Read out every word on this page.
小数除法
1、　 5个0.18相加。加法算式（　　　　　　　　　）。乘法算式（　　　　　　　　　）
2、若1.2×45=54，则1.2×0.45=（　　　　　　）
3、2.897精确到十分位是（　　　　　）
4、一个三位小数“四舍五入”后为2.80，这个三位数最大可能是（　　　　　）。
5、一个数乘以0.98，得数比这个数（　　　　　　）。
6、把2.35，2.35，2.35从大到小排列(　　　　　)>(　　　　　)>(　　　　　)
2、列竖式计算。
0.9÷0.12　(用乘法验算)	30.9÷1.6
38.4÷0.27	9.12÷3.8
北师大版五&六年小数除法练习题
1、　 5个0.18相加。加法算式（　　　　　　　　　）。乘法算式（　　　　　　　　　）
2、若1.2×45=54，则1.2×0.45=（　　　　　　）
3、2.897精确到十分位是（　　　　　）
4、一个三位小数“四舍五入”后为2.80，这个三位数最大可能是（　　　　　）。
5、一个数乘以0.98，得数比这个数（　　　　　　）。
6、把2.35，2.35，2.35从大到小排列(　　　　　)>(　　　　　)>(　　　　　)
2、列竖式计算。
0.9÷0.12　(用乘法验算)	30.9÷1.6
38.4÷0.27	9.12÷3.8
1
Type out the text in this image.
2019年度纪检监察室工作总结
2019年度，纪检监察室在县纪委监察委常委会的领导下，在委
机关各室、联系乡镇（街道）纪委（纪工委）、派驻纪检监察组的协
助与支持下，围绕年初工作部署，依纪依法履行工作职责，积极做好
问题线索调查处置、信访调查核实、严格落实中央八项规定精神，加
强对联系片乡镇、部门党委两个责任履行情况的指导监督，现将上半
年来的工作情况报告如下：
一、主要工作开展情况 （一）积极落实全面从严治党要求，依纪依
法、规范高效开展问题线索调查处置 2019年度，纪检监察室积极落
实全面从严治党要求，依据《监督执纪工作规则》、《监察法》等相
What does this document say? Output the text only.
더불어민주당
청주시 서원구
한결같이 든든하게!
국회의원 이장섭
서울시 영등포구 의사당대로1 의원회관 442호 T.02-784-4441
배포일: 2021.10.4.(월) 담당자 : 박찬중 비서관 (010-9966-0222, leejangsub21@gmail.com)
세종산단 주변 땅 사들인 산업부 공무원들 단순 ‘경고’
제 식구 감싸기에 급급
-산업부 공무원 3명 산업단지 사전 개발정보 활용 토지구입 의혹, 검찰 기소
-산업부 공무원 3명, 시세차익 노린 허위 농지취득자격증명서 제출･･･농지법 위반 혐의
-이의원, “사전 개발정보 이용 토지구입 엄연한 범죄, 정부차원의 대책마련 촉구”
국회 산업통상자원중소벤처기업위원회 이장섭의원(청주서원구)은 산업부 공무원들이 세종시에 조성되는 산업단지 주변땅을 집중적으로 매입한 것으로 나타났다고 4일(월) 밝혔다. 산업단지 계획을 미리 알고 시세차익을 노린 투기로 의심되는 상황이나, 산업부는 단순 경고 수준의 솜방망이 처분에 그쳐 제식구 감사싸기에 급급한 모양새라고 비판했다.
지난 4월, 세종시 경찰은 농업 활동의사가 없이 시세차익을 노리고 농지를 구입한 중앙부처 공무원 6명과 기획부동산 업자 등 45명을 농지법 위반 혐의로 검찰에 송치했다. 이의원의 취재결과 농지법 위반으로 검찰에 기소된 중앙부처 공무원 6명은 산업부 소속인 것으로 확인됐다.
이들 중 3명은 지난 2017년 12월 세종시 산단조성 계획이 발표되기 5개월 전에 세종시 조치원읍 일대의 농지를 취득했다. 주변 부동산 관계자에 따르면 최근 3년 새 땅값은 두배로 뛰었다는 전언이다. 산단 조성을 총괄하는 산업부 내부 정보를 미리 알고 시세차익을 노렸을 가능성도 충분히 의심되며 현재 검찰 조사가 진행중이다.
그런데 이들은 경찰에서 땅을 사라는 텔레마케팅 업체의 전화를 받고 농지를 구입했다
::::
PROBLEM
Return each line among the entries that holds the word "this".

EXERCISE RESULT
Read out every word on this page.
Type out the text in this image.
What does this document say? Output the text only.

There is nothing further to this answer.